'''
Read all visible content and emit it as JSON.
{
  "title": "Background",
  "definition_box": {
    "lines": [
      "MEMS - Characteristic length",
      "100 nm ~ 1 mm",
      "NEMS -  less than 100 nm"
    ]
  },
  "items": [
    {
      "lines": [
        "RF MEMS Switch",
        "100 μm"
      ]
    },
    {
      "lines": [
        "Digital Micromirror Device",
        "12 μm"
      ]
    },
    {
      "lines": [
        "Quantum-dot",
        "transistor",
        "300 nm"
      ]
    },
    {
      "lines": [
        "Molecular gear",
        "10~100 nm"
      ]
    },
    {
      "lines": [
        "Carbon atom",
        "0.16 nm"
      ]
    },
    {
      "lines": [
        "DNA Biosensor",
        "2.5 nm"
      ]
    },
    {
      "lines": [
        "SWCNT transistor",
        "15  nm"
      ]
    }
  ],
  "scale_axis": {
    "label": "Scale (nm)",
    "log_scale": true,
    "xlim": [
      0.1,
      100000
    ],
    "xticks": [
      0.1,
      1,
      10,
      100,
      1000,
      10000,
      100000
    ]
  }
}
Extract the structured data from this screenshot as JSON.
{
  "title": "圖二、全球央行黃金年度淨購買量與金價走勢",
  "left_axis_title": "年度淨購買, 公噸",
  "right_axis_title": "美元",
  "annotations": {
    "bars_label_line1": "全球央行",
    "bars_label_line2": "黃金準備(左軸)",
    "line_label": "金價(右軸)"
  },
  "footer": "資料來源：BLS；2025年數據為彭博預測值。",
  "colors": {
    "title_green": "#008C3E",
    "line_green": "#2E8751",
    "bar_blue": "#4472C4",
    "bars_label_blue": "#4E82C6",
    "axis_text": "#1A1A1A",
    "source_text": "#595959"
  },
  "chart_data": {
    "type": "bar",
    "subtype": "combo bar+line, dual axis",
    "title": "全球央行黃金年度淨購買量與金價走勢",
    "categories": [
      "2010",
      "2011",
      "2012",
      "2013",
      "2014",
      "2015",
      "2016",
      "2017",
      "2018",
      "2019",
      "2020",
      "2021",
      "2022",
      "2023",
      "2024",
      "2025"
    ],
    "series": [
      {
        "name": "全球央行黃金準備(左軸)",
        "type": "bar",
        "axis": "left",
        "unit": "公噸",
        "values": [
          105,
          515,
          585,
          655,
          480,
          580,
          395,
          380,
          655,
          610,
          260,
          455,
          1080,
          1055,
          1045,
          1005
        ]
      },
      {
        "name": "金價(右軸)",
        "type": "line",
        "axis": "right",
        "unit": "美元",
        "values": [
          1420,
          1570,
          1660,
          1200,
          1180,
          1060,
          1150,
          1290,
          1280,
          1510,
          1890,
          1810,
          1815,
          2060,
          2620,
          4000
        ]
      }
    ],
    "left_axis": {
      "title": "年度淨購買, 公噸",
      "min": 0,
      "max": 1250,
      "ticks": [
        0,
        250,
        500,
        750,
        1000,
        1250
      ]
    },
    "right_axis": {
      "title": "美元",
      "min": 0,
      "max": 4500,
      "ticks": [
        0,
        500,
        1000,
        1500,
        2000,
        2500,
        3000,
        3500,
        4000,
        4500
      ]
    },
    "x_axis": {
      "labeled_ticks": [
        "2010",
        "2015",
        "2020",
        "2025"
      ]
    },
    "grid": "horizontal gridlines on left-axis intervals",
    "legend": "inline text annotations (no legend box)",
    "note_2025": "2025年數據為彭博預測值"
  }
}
'''
All the data must be duplicated exactly, with nothing added or removed.

Read all visible content and emit it as JSON.
{
  "title": "Background",
  "definition_box": {
    "lines": [
      "MEMS - Characteristic length",
      "100 nm ~ 1 mm",
      "NEMS -  less than 100 nm"
    ]
  },
  "items": [
    {
      "lines": [
        "RF MEMS Switch",
        "100 μm"
      ]
    },
    {
      "lines": [
        "Digital Micromirror Device",
        "12 μm"
      ]
    },
    {
      "lines": [
        "Quantum-dot",
        "transistor",
        "300 nm"
      ]
    },
    {
      "lines": [
        "Molecular gear",
        "10~100 nm"
      ]
    },
    {
      "lines": [
        "Carbon atom",
        "0.16 nm"
      ]
    },
    {
      "lines": [
        "DNA Biosensor",
        "2.5 nm"
      ]
    },
    {
      "lines": [
        "SWCNT transistor",
        "15  nm"
      ]
    }
  ],
  "scale_axis": {
    "label": "Scale (nm)",
    "log_scale": true,
    "xlim": [
      0.1,
      100000
    ],
    "xticks": [
      0.1,
      1,
      10,
      100,
      1000,
      10000,
      100000
    ]
  }
}
Extract the structured data from this screenshot as JSON.
{
  "title": "圖二、全球央行黃金年度淨購買量與金價走勢",
  "left_axis_title": "年度淨購買, 公噸",
  "right_axis_title": "美元",
  "annotations": {
    "bars_label_line1": "全球央行",
    "bars_label_line2": "黃金準備(左軸)",
    "line_label": "金價(右軸)"
  },
  "footer": "資料來源：BLS；2025年數據為彭博預測值。",
  "colors": {
    "title_green": "#008C3E",
    "line_green": "#2E8751",
    "bar_blue": "#4472C4",
    "bars_label_blue": "#4E82C6",
    "axis_text": "#1A1A1A",
    "source_text": "#595959"
  },
  "chart_data": {
    "type": "bar",
    "subtype": "combo bar+line, dual axis",
    "title": "全球央行黃金年度淨購買量與金價走勢",
    "categories": [
      "2010",
      "2011",
      "2012",
      "2013",
      "2014",
      "2015",
      "2016",
      "2017",
      "2018",
      "2019",
      "2020",
      "2021",
      "2022",
      "2023",
      "2024",
      "2025"
    ],
    "series": [
      {
        "name": "全球央行黃金準備(左軸)",
        "type": "bar",
        "axis": "left",
        "unit": "公噸",
        "values": [
          105,
          515,
          585,
          655,
          480,
          580,
          395,
          380,
          655,
          610,
          260,
          455,
          1080,
          1055,
          1045,
          1005
        ]
      },
      {
        "name": "金價(右軸)",
        "type": "line",
        "axis": "right",
        "unit": "美元",
        "values": [
          1420,
          1570,
          1660,
          1200,
          1180,
          1060,
          1150,
          1290,
          1280,
          1510,
          1890,
          1810,
          1815,
          2060,
          2620,
          4000
        ]
      }
    ],
    "left_axis": {
      "title": "年度淨購買, 公噸",
      "min": 0,
      "max": 1250,
      "ticks": [
        0,
        250,
        500,
        750,
        1000,
        1250
      ]
    },
    "right_axis": {
      "title": "美元",
      "min": 0,
      "max": 4500,
      "ticks": [
        0,
        500,
        1000,
        1500,
        2000,
        2500,
        3000,
        3500,
        4000,
        4500
      ]
    },
    "x_axis": {
      "labeled_ticks": [
        "2010",
        "2015",
        "2020",
        "2025"
      ]
    },
    "grid": "horizontal gridlines on left-axis intervals",
    "legend": "inline text annotations (no legend box)",
    "note_2025": "2025年數據為彭博預測值"
  }
}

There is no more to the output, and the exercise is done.